**Do this**
Search the material for the word "text" and copy each line that holds it.

**Supplied data**

+ + + + + + +

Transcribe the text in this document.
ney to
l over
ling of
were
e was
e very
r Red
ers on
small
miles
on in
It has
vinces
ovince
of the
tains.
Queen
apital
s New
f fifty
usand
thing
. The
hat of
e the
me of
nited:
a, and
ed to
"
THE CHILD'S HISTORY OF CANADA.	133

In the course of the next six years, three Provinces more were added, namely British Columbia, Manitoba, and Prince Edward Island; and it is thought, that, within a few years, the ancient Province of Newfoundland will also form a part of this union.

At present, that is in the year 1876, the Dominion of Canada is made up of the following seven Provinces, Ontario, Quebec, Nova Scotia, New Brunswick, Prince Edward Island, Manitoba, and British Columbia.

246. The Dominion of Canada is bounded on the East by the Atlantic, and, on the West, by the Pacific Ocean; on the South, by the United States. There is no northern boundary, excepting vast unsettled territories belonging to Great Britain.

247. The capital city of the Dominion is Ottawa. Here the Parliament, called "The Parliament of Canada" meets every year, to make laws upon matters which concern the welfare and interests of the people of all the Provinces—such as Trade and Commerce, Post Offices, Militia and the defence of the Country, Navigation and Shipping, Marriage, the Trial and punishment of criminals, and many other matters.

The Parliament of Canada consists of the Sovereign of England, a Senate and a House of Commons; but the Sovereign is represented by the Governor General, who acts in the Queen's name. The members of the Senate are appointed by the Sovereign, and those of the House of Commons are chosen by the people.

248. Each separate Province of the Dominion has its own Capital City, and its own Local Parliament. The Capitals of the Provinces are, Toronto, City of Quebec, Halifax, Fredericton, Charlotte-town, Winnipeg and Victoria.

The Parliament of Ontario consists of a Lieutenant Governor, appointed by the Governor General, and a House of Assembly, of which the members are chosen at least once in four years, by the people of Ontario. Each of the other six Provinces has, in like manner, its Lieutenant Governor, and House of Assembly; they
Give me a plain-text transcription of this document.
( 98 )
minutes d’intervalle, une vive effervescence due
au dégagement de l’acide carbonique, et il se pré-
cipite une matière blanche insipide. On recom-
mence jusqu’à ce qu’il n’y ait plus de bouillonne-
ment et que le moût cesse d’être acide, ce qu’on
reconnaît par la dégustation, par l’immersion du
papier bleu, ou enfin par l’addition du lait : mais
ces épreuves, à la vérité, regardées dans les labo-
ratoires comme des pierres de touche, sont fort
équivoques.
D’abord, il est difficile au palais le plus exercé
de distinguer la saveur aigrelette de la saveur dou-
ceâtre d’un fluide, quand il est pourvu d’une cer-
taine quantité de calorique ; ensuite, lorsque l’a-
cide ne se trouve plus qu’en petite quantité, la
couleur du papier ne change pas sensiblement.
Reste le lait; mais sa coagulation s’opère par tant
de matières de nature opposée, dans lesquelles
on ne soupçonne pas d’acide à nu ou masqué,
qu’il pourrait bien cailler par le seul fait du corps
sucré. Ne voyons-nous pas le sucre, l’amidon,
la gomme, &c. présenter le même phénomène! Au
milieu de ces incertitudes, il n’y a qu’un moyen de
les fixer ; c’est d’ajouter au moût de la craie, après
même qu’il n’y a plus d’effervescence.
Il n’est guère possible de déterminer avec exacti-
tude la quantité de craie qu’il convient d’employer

+ + + + + + +

**Response for this exercise**
Transcribe the text in this document.
Give me a plain-text transcription of this document.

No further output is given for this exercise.